- Do this: Find each line holding "Complex" and copy it out.

[Begin Records for this exercise]

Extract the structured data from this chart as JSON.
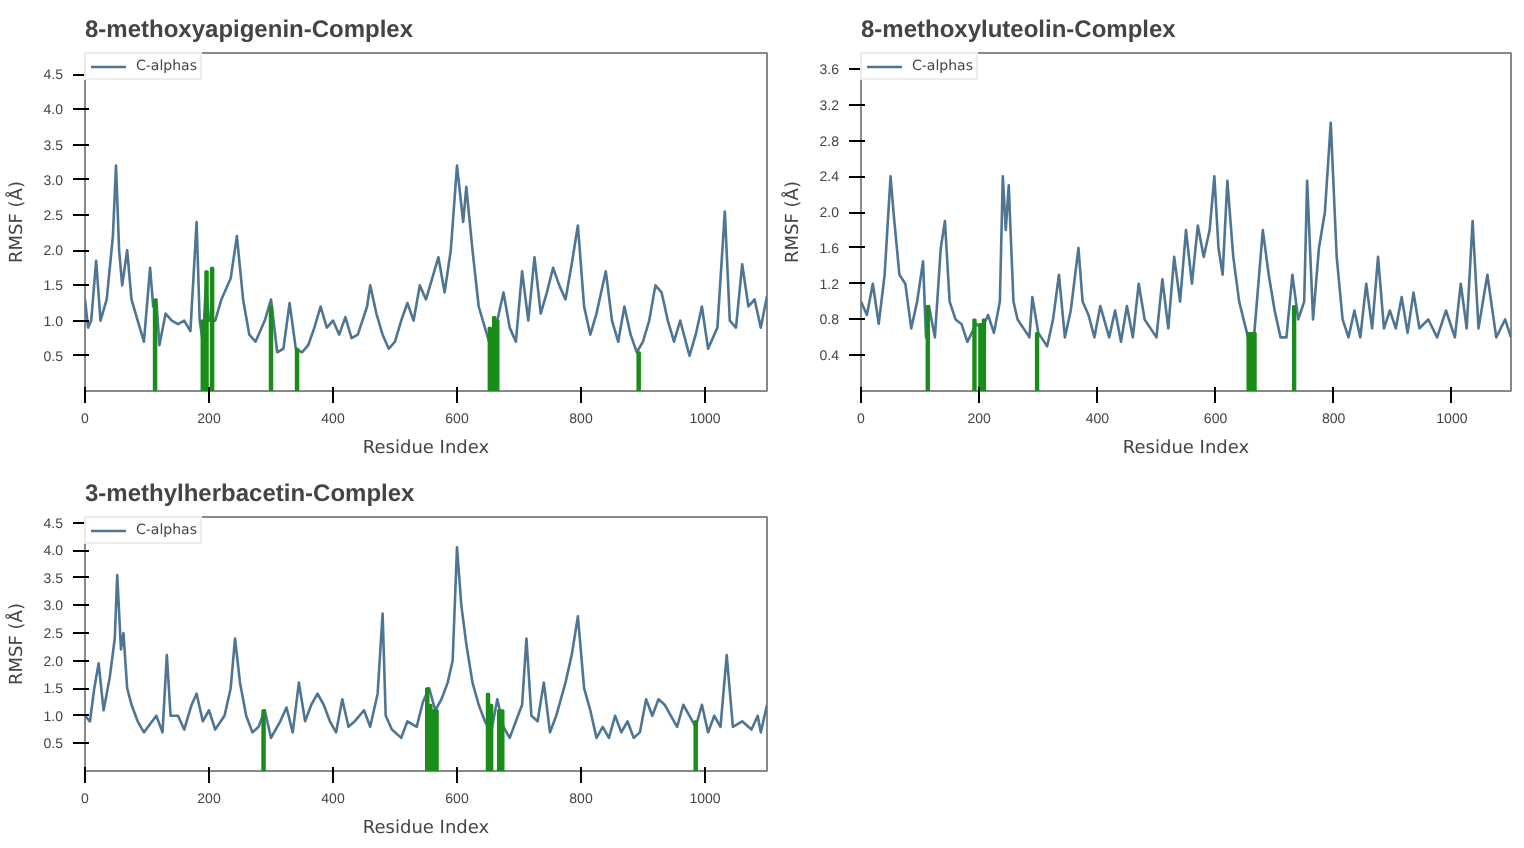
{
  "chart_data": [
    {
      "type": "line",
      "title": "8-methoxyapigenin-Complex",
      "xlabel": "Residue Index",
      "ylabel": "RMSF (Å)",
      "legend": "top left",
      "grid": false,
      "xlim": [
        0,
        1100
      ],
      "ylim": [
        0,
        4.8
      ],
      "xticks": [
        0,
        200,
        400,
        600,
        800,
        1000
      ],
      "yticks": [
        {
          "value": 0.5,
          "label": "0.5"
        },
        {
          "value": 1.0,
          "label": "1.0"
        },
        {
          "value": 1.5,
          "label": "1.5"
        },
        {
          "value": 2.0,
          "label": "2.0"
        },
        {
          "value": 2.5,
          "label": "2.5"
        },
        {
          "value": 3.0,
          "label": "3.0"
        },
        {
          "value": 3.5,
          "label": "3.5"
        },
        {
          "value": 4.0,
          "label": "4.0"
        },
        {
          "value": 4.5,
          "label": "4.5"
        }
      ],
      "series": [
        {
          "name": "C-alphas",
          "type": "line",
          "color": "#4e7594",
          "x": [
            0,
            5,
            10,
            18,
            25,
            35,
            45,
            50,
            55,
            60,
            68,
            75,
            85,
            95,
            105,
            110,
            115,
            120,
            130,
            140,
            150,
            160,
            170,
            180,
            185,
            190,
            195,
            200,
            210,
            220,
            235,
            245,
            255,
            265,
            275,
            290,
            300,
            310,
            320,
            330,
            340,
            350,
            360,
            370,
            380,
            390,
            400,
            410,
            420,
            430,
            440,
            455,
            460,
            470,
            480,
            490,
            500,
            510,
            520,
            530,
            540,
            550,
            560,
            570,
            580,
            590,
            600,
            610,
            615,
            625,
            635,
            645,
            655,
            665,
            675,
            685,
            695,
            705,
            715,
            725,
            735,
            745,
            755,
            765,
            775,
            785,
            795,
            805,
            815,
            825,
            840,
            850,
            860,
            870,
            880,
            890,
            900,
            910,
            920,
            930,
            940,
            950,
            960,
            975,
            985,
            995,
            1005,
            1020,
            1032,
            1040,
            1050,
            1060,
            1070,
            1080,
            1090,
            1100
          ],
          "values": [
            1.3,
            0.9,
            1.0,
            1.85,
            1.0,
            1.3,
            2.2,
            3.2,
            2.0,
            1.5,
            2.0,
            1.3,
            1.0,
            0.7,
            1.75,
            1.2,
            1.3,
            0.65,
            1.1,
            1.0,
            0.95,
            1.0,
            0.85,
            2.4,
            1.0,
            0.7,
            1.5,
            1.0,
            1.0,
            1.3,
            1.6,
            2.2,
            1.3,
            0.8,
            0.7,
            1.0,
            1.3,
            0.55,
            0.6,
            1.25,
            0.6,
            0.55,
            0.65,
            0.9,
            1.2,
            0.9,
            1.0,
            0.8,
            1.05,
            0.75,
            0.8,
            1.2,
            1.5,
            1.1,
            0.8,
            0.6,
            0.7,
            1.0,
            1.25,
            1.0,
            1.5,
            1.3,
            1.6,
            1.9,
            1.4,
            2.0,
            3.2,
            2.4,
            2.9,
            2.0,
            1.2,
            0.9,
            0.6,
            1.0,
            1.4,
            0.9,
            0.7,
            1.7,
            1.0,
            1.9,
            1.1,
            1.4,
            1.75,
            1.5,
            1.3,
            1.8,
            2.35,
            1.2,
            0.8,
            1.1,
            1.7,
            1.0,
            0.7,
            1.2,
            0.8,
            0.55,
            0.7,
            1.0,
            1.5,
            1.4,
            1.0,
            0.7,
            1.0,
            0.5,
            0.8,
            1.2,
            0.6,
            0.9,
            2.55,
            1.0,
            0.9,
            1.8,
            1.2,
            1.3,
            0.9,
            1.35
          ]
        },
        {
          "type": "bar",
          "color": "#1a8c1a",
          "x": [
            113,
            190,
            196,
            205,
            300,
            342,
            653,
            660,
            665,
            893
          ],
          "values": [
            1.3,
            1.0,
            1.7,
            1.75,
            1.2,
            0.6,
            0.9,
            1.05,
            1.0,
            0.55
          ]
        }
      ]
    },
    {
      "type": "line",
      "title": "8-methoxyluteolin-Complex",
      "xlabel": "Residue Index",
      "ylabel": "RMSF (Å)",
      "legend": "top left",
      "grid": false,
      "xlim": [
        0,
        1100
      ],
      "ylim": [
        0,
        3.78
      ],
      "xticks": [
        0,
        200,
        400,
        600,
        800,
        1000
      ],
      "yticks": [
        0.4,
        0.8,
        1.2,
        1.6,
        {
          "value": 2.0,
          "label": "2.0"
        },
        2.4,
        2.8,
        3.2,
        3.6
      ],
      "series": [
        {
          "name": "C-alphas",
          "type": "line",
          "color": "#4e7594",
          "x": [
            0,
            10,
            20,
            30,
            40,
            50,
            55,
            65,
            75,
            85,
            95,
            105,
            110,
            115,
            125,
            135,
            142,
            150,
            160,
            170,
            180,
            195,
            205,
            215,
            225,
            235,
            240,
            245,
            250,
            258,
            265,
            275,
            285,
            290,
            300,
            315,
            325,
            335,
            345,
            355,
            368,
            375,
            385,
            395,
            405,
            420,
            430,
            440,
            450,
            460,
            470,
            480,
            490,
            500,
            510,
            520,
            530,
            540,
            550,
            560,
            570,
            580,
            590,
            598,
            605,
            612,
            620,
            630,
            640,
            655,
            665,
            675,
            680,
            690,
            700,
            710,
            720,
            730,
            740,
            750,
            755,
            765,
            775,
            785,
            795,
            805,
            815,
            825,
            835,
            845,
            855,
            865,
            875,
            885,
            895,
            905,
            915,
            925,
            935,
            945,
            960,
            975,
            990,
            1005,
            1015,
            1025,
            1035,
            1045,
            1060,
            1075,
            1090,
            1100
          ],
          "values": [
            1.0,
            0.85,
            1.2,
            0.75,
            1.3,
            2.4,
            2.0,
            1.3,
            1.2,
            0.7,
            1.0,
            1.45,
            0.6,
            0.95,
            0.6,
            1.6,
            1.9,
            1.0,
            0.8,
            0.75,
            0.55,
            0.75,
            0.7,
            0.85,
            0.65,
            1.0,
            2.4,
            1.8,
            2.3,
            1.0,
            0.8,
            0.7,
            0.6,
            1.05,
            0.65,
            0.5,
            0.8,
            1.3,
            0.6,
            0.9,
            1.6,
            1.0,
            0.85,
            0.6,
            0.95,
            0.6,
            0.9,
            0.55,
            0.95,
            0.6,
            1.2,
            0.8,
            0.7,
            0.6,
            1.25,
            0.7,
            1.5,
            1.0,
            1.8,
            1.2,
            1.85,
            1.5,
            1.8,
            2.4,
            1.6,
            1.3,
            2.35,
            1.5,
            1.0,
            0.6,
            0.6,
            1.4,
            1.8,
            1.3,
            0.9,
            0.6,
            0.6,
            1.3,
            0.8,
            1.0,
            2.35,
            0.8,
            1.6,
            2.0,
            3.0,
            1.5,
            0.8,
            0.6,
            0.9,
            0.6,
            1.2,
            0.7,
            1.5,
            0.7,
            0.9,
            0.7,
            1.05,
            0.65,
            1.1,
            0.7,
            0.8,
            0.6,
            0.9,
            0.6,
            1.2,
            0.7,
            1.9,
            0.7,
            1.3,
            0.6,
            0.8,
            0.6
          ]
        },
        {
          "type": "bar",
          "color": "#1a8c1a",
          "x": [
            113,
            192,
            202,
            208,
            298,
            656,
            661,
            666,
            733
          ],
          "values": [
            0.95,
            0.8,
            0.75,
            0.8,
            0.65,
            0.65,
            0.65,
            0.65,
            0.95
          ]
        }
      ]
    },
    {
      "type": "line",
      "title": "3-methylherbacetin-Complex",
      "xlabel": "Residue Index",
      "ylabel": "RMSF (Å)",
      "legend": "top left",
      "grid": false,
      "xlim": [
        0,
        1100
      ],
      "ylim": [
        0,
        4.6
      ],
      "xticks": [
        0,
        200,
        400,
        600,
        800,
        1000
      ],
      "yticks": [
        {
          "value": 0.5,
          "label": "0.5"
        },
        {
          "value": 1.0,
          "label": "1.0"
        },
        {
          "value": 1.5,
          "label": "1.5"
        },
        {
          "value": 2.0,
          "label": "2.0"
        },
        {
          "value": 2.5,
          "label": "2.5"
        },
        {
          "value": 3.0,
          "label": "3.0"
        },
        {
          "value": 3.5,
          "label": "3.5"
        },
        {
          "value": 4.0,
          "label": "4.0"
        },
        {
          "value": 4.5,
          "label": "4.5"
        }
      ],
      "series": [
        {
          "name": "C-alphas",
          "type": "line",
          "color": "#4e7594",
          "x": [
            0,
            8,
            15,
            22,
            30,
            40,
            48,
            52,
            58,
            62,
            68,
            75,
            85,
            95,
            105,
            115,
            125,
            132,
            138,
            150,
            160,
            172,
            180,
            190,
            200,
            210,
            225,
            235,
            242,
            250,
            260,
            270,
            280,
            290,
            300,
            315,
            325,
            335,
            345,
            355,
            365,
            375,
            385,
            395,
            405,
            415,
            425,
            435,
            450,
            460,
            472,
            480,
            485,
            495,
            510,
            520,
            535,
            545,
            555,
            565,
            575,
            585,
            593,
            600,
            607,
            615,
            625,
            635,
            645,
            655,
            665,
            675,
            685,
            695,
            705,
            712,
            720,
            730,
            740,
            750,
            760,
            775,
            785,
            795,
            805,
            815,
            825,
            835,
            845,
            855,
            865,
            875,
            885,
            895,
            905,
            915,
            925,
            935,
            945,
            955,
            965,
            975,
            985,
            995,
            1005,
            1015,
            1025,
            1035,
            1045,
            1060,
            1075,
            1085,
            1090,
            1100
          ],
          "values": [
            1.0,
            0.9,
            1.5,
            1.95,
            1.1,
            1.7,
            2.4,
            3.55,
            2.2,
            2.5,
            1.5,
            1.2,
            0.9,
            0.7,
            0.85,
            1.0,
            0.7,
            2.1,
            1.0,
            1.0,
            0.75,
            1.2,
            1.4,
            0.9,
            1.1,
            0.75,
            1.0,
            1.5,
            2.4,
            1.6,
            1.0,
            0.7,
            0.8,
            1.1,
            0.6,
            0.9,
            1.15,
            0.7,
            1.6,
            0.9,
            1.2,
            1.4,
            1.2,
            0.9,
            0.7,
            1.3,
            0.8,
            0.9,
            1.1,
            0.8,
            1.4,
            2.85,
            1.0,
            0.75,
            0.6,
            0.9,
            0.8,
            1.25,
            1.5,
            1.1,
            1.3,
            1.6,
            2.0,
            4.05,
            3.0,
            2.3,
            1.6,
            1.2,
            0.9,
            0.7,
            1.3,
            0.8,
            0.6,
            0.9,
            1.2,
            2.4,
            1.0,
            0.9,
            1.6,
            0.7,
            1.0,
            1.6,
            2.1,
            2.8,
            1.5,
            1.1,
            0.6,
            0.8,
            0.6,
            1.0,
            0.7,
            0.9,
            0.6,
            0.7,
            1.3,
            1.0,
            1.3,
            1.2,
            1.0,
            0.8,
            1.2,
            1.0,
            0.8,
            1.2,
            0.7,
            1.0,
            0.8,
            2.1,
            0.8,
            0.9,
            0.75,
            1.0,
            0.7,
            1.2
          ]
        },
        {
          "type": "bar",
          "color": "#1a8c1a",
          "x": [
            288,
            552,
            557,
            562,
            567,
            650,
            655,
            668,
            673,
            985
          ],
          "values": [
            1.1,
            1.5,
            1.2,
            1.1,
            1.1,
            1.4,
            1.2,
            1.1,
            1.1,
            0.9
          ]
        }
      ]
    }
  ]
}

[End Records for this exercise]

- Solved exercise:
      "title": "8-methoxyapigenin-Complex",
      "title": "8-methoxyluteolin-Complex",
      "title": "3-methylherbacetin-Complex",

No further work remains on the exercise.